# START OF Recorded data

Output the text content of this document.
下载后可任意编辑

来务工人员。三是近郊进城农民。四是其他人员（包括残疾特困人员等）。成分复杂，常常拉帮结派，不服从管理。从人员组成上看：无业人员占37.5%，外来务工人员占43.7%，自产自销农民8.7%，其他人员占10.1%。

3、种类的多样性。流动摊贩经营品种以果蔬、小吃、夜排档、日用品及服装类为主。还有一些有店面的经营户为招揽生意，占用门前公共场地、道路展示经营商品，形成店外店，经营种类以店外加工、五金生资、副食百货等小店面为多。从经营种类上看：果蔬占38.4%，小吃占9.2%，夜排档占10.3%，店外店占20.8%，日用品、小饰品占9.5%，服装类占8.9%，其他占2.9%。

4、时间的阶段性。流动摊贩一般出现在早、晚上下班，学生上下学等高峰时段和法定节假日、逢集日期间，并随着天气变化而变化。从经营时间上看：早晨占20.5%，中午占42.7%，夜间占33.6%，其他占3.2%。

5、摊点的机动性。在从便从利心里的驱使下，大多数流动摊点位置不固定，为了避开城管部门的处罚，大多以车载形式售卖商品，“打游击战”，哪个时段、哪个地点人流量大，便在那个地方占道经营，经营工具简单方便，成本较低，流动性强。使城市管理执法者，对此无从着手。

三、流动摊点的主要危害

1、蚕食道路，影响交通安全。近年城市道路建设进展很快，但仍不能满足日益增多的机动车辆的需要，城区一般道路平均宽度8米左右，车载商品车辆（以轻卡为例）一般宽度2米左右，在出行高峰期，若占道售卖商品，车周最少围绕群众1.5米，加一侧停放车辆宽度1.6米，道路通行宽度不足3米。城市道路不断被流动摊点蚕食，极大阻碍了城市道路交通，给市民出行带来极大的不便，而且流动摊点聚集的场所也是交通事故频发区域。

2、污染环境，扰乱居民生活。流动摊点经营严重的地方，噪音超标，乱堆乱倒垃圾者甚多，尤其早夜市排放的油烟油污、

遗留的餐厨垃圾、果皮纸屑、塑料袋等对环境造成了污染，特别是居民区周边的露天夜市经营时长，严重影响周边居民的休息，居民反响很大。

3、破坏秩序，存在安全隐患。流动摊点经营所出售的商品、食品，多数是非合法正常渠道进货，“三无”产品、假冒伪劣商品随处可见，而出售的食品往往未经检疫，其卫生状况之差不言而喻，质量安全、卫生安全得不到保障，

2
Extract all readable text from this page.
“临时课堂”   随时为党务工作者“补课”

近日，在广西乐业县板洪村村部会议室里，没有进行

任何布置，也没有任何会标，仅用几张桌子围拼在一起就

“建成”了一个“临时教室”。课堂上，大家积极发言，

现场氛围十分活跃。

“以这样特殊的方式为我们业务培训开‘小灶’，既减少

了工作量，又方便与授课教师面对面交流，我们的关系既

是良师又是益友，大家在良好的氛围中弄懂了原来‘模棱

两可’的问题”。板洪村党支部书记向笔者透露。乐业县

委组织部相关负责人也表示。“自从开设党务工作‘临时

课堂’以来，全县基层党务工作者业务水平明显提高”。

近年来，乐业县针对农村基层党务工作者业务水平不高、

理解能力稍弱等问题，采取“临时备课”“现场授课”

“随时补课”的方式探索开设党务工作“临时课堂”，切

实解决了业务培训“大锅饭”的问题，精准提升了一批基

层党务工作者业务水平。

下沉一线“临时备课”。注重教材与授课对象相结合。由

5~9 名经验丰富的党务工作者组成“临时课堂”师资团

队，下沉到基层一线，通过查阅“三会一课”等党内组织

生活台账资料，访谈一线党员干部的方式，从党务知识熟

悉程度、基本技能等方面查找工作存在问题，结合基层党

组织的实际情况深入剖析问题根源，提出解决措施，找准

# END OF Recorded data

■ **Given problem**
Across the entries, how many lines contain "临时备课"? Reply with the number only.

■ **Solution to this task**
2